→ **Extracted records**
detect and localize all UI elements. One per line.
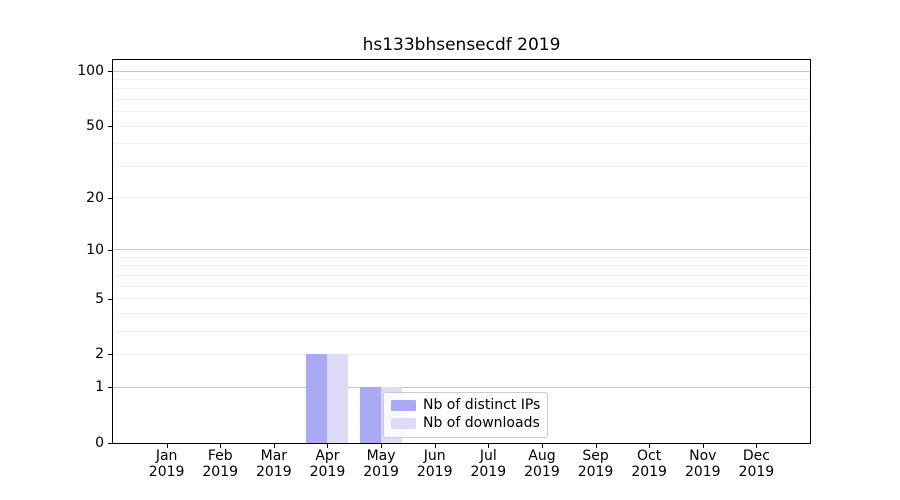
x-tick-mark: [488, 444, 490, 448]
y-minor-gridline: [113, 256, 810, 258]
y-tick-mark: [108, 126, 112, 128]
y-tick-label: 20: [86, 189, 104, 206]
x-tick-mark: [220, 444, 222, 448]
x-tick-label-year: 2019: [631, 464, 667, 480]
y-tick-mark: [108, 249, 112, 251]
y-tick-label: 2: [95, 346, 104, 363]
x-tick-label-year: 2019: [470, 464, 507, 480]
x-tick-mark: [381, 444, 383, 448]
x-tick-label-year: 2019: [148, 464, 185, 480]
x-tick-label: Jun 2019: [405, 448, 465, 480]
y-tick-mark: [108, 197, 112, 199]
y-minor-gridline: [113, 165, 810, 167]
y-tick-label: 1: [95, 379, 104, 396]
x-tick-label: May 2019: [351, 448, 411, 480]
x-tick-mark: [327, 444, 329, 448]
legend-swatch-distinct-ips-icon: [391, 400, 416, 411]
x-tick-label: Oct 2019: [619, 448, 679, 480]
x-tick-mark: [541, 444, 543, 448]
y-minor-gridline: [113, 274, 810, 276]
y-major-gridline: [113, 249, 810, 251]
legend-item-downloads: Nb of downloads: [391, 415, 540, 432]
x-tick-label-year: 2019: [256, 464, 292, 480]
y-minor-gridline: [113, 265, 810, 267]
x-tick-label-year: 2019: [363, 464, 399, 480]
y-tick-label: 100: [77, 63, 104, 80]
legend-swatch-downloads-icon: [391, 418, 416, 429]
y-major-gridline: [113, 70, 810, 72]
bar-distinct-ips-apr: [306, 354, 328, 443]
y-minor-gridline: [113, 330, 810, 332]
plot-area: [112, 59, 811, 444]
x-tick-label-year: 2019: [738, 464, 775, 480]
x-tick-label: Jul 2019: [458, 448, 518, 480]
y-major-gridline: [113, 386, 810, 388]
y-tick-mark: [108, 443, 112, 444]
x-tick-label-year: 2019: [309, 464, 346, 480]
y-minor-gridline: [113, 99, 810, 101]
y-tick-mark: [108, 387, 112, 389]
x-tick-mark: [702, 444, 704, 448]
y-tick-mark: [108, 354, 112, 356]
x-tick-label: Feb 2019: [190, 448, 250, 480]
y-minor-gridline: [113, 197, 810, 199]
y-tick-mark: [108, 71, 112, 73]
legend: Nb of distinct IPs Nb of downloads: [383, 392, 549, 438]
legend-label-distinct-ips: Nb of distinct IPs: [423, 397, 541, 413]
x-tick-label-year: 2019: [524, 464, 560, 480]
x-tick-label: Mar 2019: [244, 448, 304, 480]
y-minor-gridline: [113, 125, 810, 127]
legend-item-distinct-ips: Nb of distinct IPs: [391, 397, 540, 414]
y-minor-gridline: [113, 285, 810, 287]
y-minor-gridline: [113, 88, 810, 90]
x-tick-label: Apr 2019: [297, 448, 357, 480]
x-tick-label-year: 2019: [684, 464, 721, 480]
x-tick-mark: [273, 444, 275, 448]
x-tick-label: Jan 2019: [137, 448, 197, 480]
x-tick-mark: [434, 444, 436, 448]
x-tick-label-year: 2019: [416, 464, 453, 480]
y-minor-gridline: [113, 312, 810, 314]
x-tick-mark: [166, 444, 168, 448]
x-tick-label: Nov 2019: [673, 448, 733, 480]
bar-distinct-ips-may: [360, 387, 382, 443]
bar-downloads-apr: [327, 354, 349, 443]
x-tick-label: Aug 2019: [512, 448, 572, 480]
chart-title: hs133bhsensecdf 2019: [362, 35, 561, 55]
x-tick-mark: [595, 444, 597, 448]
x-tick-label: Dec 2019: [726, 448, 786, 480]
y-tick-label: 10: [86, 241, 104, 258]
y-tick-mark: [108, 298, 112, 300]
x-tick-mark: [756, 444, 758, 448]
y-minor-gridline: [113, 111, 810, 113]
y-tick-label: 5: [95, 290, 104, 307]
y-minor-gridline: [113, 298, 810, 300]
y-minor-gridline: [113, 353, 810, 355]
x-tick-label-year: 2019: [577, 464, 614, 480]
x-tick-label: Sep 2019: [566, 448, 626, 480]
y-tick-label: 0: [95, 435, 104, 451]
y-tick-label: 50: [86, 118, 104, 135]
x-tick-mark: [649, 444, 651, 448]
legend-label-downloads: Nb of downloads: [423, 415, 540, 431]
y-minor-gridline: [113, 79, 810, 81]
x-tick-label-year: 2019: [202, 464, 239, 480]
y-minor-gridline: [113, 143, 810, 145]
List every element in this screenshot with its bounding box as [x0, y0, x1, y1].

→ **Task objective**
Copy every line of the entries above word for word, leaving out the pictures.

→ **Right answer**
detect and localize all UI elements. One per line.
x-tick-mark: [488, 444, 490, 448]
y-minor-gridline: [113, 256, 810, 258]
y-tick-mark: [108, 126, 112, 128]
y-tick-label: 20: [86, 189, 104, 206]
x-tick-mark: [220, 444, 222, 448]
x-tick-label-year: 2019: [631, 464, 667, 480]
y-tick-mark: [108, 249, 112, 251]
y-tick-label: 2: [95, 346, 104, 363]
x-tick-label-year: 2019: [470, 464, 507, 480]
x-tick-mark: [381, 444, 383, 448]
x-tick-label-year: 2019: [148, 464, 185, 480]
x-tick-label: Jun 2019: [405, 448, 465, 480]
y-tick-mark: [108, 197, 112, 199]
y-minor-gridline: [113, 165, 810, 167]
y-tick-label: 1: [95, 379, 104, 396]
x-tick-label: May 2019: [351, 448, 411, 480]
x-tick-mark: [327, 444, 329, 448]
legend-swatch-distinct-ips-icon: [391, 400, 416, 411]
x-tick-label: Oct 2019: [619, 448, 679, 480]
x-tick-mark: [541, 444, 543, 448]
y-minor-gridline: [113, 274, 810, 276]
y-major-gridline: [113, 249, 810, 251]
legend-item-downloads: Nb of downloads: [391, 415, 540, 432]
x-tick-label-year: 2019: [256, 464, 292, 480]
y-minor-gridline: [113, 265, 810, 267]
x-tick-label-year: 2019: [363, 464, 399, 480]
y-tick-label: 100: [77, 63, 104, 80]
legend-swatch-downloads-icon: [391, 418, 416, 429]
y-major-gridline: [113, 70, 810, 72]
bar-distinct-ips-apr: [306, 354, 328, 443]
y-minor-gridline: [113, 330, 810, 332]
plot-area: [112, 59, 811, 444]
x-tick-label-year: 2019: [738, 464, 775, 480]
x-tick-label: Jul 2019: [458, 448, 518, 480]
y-major-gridline: [113, 386, 810, 388]
y-tick-mark: [108, 443, 112, 444]
x-tick-label-year: 2019: [309, 464, 346, 480]
y-minor-gridline: [113, 99, 810, 101]
y-tick-mark: [108, 387, 112, 389]
x-tick-mark: [702, 444, 704, 448]
y-tick-mark: [108, 354, 112, 356]
x-tick-label: Feb 2019: [190, 448, 250, 480]
y-minor-gridline: [113, 197, 810, 199]
y-tick-mark: [108, 71, 112, 73]
legend: Nb of distinct IPs Nb of downloads: [383, 392, 549, 438]
legend-label-distinct-ips: Nb of distinct IPs: [423, 397, 541, 413]
x-tick-label-year: 2019: [524, 464, 560, 480]
x-tick-label: Mar 2019: [244, 448, 304, 480]
y-minor-gridline: [113, 125, 810, 127]
legend-item-distinct-ips: Nb of distinct IPs: [391, 397, 540, 414]
y-minor-gridline: [113, 285, 810, 287]
y-minor-gridline: [113, 88, 810, 90]
x-tick-label: Apr 2019: [297, 448, 357, 480]
x-tick-label-year: 2019: [684, 464, 721, 480]
x-tick-mark: [273, 444, 275, 448]
x-tick-label: Jan 2019: [137, 448, 197, 480]
x-tick-mark: [434, 444, 436, 448]
x-tick-label-year: 2019: [416, 464, 453, 480]
y-minor-gridline: [113, 312, 810, 314]
x-tick-mark: [166, 444, 168, 448]
x-tick-label: Nov 2019: [673, 448, 733, 480]
bar-distinct-ips-may: [360, 387, 382, 443]
bar-downloads-apr: [327, 354, 349, 443]
x-tick-label: Aug 2019: [512, 448, 572, 480]
chart-title: hs133bhsensecdf 2019: [362, 35, 561, 55]
x-tick-mark: [595, 444, 597, 448]
x-tick-label: Dec 2019: [726, 448, 786, 480]
y-tick-label: 10: [86, 241, 104, 258]
y-tick-mark: [108, 298, 112, 300]
x-tick-mark: [756, 444, 758, 448]
y-minor-gridline: [113, 111, 810, 113]
y-tick-label: 5: [95, 290, 104, 307]
y-minor-gridline: [113, 298, 810, 300]
y-minor-gridline: [113, 353, 810, 355]
x-tick-label-year: 2019: [577, 464, 614, 480]
x-tick-label: Sep 2019: [566, 448, 626, 480]
y-tick-label: 0: [95, 435, 104, 451]
y-tick-label: 50: [86, 118, 104, 135]
x-tick-mark: [649, 444, 651, 448]
legend-label-downloads: Nb of downloads: [423, 415, 540, 431]
y-minor-gridline: [113, 79, 810, 81]
x-tick-label-year: 2019: [202, 464, 239, 480]
y-minor-gridline: [113, 143, 810, 145]
List every element in this screenshot with its bounding box as [x0, y0, x1, y1].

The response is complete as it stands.